--- start of Record set ---

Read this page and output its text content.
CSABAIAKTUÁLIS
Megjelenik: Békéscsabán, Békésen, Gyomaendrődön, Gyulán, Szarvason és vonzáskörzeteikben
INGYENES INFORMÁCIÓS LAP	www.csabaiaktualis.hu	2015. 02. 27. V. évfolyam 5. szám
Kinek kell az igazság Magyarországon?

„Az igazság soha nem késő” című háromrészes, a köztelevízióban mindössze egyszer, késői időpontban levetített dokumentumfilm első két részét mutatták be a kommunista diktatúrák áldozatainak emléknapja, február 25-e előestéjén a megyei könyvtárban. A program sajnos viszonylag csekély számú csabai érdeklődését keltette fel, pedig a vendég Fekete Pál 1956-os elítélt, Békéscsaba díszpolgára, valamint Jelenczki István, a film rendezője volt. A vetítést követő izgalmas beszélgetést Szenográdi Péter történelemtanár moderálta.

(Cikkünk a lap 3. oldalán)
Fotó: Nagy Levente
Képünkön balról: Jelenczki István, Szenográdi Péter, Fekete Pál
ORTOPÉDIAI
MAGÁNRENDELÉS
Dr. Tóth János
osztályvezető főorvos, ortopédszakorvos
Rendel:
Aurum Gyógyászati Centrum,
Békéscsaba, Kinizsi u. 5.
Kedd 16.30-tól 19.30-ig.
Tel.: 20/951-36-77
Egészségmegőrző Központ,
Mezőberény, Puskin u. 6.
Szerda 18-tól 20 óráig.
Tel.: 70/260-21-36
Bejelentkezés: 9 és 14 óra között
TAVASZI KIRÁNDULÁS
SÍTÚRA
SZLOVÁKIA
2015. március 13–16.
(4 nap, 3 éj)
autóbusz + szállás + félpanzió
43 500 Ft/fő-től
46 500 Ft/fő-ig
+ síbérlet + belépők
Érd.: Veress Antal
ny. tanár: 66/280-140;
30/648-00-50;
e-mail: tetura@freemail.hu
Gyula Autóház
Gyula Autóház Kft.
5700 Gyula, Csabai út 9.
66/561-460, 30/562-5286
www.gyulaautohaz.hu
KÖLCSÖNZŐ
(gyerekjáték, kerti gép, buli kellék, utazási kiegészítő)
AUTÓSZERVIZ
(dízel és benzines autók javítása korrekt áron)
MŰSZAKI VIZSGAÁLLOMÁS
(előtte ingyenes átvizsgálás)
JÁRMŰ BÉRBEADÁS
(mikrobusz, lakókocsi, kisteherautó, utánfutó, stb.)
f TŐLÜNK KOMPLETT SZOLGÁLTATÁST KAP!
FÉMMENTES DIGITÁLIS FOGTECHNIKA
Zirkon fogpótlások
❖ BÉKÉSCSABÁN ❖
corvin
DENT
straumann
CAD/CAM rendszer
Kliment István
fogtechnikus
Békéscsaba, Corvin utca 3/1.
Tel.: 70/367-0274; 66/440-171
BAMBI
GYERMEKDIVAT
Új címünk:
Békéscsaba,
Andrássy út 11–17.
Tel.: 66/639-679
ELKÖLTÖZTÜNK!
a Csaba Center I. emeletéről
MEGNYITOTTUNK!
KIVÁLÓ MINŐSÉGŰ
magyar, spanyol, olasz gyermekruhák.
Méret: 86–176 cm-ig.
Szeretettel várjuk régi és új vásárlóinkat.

--- end of Record set ---

Required task -
In the material above, show every line where the word "igazság" turns up.

The response -
Kinek kell az igazság Magyarországon?
„Az igazság soha nem késő” című háromrészes, a köztelevízióban mindössze egyszer, késői időpontban levetített dokumentumfilm első két részét mutatták be a kommunista diktatúrák áldozatainak emléknapja, február 25-e előestéjén a megyei könyvtárban. A program sajnos viszonylag csekély számú csabai érdeklődését keltette fel, pedig a vendég Fekete Pál 1956-os elítélt, Békéscsaba díszpolgára, valamint Jelenczki István, a film rendezője volt. A vetítést követő izgalmas beszélgetést Szenográdi Péter történelemtanár moderálta.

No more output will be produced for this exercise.